## Provided data
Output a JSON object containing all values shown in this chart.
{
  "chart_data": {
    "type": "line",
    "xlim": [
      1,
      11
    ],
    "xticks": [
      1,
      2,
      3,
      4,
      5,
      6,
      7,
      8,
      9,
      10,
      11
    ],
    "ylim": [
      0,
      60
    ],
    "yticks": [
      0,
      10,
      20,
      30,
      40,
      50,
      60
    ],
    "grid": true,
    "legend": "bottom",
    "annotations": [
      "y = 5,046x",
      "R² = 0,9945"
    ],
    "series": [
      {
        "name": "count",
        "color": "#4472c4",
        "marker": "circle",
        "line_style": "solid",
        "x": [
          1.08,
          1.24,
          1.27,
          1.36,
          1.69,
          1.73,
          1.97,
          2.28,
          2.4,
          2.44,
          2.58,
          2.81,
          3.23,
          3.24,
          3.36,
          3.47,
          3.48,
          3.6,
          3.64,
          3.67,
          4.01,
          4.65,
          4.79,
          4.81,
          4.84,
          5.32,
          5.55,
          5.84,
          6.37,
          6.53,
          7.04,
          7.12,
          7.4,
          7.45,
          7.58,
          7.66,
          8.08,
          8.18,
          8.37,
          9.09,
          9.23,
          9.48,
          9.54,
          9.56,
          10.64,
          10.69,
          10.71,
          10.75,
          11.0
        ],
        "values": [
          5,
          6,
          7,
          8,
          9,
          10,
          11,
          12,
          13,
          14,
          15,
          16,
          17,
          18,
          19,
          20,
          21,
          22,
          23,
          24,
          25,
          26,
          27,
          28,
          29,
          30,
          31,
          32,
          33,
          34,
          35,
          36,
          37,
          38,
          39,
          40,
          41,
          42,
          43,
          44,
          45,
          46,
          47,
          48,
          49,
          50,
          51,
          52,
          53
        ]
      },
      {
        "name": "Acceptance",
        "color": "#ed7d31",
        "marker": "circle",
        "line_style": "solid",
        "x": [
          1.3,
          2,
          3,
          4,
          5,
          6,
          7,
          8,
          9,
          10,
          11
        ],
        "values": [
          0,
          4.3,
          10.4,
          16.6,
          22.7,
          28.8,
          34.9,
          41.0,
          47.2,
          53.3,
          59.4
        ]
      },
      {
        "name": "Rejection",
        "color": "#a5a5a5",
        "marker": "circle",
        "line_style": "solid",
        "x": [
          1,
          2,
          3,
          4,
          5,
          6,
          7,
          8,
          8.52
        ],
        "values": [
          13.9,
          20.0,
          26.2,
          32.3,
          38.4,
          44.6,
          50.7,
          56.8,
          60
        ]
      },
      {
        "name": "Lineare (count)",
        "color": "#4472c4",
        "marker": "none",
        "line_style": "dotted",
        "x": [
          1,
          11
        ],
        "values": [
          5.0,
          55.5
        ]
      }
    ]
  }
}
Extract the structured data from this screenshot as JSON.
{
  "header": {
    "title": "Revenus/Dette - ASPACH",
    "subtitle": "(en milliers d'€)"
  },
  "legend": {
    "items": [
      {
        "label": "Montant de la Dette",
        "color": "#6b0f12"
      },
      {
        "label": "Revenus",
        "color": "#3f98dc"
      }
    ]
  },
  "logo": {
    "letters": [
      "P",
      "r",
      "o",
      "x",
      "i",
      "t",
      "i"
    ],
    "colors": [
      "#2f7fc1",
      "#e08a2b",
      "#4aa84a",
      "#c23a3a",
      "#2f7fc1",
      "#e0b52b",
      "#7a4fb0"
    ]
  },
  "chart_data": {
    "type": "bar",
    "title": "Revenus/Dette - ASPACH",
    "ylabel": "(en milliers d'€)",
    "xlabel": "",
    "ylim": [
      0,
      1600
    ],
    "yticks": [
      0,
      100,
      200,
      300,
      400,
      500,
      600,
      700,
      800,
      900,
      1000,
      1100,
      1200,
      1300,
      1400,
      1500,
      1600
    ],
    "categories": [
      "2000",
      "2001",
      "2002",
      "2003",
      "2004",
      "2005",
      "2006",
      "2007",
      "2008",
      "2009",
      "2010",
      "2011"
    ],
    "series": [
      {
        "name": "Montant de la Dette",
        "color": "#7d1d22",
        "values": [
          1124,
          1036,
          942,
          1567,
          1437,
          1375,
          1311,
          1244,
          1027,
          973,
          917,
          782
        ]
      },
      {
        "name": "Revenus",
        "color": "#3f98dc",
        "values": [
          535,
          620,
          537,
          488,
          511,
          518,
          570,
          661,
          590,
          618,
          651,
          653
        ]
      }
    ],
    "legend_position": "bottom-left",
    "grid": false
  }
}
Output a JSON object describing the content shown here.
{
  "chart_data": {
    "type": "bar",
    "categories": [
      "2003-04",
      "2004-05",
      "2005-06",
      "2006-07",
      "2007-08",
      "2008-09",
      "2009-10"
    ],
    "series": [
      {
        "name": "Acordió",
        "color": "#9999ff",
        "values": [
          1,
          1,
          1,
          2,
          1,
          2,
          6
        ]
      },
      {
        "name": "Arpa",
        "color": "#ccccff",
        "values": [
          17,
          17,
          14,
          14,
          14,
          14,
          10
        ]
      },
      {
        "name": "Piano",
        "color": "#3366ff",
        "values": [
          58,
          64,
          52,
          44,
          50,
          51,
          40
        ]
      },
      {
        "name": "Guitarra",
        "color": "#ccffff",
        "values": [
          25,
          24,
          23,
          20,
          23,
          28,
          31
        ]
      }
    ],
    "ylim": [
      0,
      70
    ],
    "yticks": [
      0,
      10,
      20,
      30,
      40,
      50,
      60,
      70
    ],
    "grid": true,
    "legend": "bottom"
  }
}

## What the task asks
Copy exactly the lines above, from the one containing "Output a JSON object describing" through the very last line.

## Response to the exercise
Output a JSON object describing the content shown here.
{
  "chart_data": {
    "type": "bar",
    "categories": [
      "2003-04",
      "2004-05",
      "2005-06",
      "2006-07",
      "2007-08",
      "2008-09",
      "2009-10"
    ],
    "series": [
      {
        "name": "Acordió",
        "color": "#9999ff",
        "values": [
          1,
          1,
          1,
          2,
          1,
          2,
          6
        ]
      },
      {
        "name": "Arpa",
        "color": "#ccccff",
        "values": [
          17,
          17,
          14,
          14,
          14,
          14,
          10
        ]
      },
      {
        "name": "Piano",
        "color": "#3366ff",
        "values": [
          58,
          64,
          52,
          44,
          50,
          51,
          40
        ]
      },
      {
        "name": "Guitarra",
        "color": "#ccffff",
        "values": [
          25,
          24,
          23,
          20,
          23,
          28,
          31
        ]
      }
    ],
    "ylim": [
      0,
      70
    ],
    "yticks": [
      0,
      10,
      20,
      30,
      40,
      50,
      60,
      70
    ],
    "grid": true,
    "legend": "bottom"
  }
}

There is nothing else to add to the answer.